[Short problem]
Swap each "donut-segment" in the listing below for "ring-segment" and write out all its lines again, leaving everything else unchanged.

======== Records for this exercise ========

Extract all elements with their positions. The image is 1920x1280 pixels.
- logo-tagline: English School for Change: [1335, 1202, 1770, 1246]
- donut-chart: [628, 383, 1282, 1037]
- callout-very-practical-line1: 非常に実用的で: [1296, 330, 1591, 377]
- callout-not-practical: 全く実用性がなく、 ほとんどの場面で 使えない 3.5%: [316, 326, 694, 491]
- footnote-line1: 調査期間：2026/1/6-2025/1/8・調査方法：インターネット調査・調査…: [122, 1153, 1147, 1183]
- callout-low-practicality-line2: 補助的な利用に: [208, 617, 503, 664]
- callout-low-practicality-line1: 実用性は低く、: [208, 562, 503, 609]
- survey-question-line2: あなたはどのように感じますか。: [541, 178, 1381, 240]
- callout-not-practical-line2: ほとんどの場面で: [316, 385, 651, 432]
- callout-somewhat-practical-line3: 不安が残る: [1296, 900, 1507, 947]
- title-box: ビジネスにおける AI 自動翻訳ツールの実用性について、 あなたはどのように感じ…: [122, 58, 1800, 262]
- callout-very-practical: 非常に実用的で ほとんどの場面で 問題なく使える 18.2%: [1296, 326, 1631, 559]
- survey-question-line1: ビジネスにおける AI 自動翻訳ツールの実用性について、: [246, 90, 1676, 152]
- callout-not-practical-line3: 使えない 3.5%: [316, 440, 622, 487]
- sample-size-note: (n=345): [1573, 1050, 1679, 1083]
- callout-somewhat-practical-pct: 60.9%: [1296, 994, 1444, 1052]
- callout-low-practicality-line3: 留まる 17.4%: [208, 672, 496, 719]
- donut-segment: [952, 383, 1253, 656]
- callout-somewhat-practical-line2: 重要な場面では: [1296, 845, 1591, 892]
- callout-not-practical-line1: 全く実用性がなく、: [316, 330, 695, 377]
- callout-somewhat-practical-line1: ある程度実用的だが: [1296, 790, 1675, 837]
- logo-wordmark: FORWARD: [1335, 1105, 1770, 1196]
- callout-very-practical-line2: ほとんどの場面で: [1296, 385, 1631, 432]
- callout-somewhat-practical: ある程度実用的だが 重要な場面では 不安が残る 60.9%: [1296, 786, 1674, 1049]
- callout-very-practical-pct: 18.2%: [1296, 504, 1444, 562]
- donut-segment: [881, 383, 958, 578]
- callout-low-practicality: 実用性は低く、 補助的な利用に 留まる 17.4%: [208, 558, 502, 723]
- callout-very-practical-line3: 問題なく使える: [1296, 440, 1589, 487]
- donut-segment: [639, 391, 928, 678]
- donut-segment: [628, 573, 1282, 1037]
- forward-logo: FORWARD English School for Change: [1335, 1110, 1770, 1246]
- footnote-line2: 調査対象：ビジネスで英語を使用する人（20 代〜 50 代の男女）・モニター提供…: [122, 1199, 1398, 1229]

========

[Task result]
Extract all elements with their positions. The image is 1920x1280 pixels.
- logo-tagline: English School for Change: [1335, 1202, 1770, 1246]
- donut-chart: [628, 383, 1282, 1037]
- callout-very-practical-line1: 非常に実用的で: [1296, 330, 1591, 377]
- callout-not-practical: 全く実用性がなく、 ほとんどの場面で 使えない 3.5%: [316, 326, 694, 491]
- footnote-line1: 調査期間：2026/1/6-2025/1/8・調査方法：インターネット調査・調査…: [122, 1153, 1147, 1183]
- callout-low-practicality-line2: 補助的な利用に: [208, 617, 503, 664]
- callout-low-practicality-line1: 実用性は低く、: [208, 562, 503, 609]
- survey-question-line2: あなたはどのように感じますか。: [541, 178, 1381, 240]
- callout-not-practical-line2: ほとんどの場面で: [316, 385, 651, 432]
- callout-somewhat-practical-line3: 不安が残る: [1296, 900, 1507, 947]
- title-box: ビジネスにおける AI 自動翻訳ツールの実用性について、 あなたはどのように感じ…: [122, 58, 1800, 262]
- callout-very-practical: 非常に実用的で ほとんどの場面で 問題なく使える 18.2%: [1296, 326, 1631, 559]
- survey-question-line1: ビジネスにおける AI 自動翻訳ツールの実用性について、: [246, 90, 1676, 152]
- callout-not-practical-line3: 使えない 3.5%: [316, 440, 622, 487]
- sample-size-note: (n=345): [1573, 1050, 1679, 1083]
- callout-somewhat-practical-pct: 60.9%: [1296, 994, 1444, 1052]
- callout-low-practicality-line3: 留まる 17.4%: [208, 672, 496, 719]
- ring-segment: [952, 383, 1253, 656]
- callout-somewhat-practical-line2: 重要な場面では: [1296, 845, 1591, 892]
- callout-not-practical-line1: 全く実用性がなく、: [316, 330, 695, 377]
- callout-somewhat-practical-line1: ある程度実用的だが: [1296, 790, 1675, 837]
- logo-wordmark: FORWARD: [1335, 1105, 1770, 1196]
- callout-very-practical-line2: ほとんどの場面で: [1296, 385, 1631, 432]
- callout-somewhat-practical: ある程度実用的だが 重要な場面では 不安が残る 60.9%: [1296, 786, 1674, 1049]
- callout-very-practical-pct: 18.2%: [1296, 504, 1444, 562]
- ring-segment: [881, 383, 958, 578]
- callout-low-practicality: 実用性は低く、 補助的な利用に 留まる 17.4%: [208, 558, 502, 723]
- callout-very-practical-line3: 問題なく使える: [1296, 440, 1589, 487]
- ring-segment: [639, 391, 928, 678]
- ring-segment: [628, 573, 1282, 1037]
- forward-logo: FORWARD English School for Change: [1335, 1110, 1770, 1246]
- footnote-line2: 調査対象：ビジネスで英語を使用する人（20 代〜 50 代の男女）・モニター提供…: [122, 1199, 1398, 1229]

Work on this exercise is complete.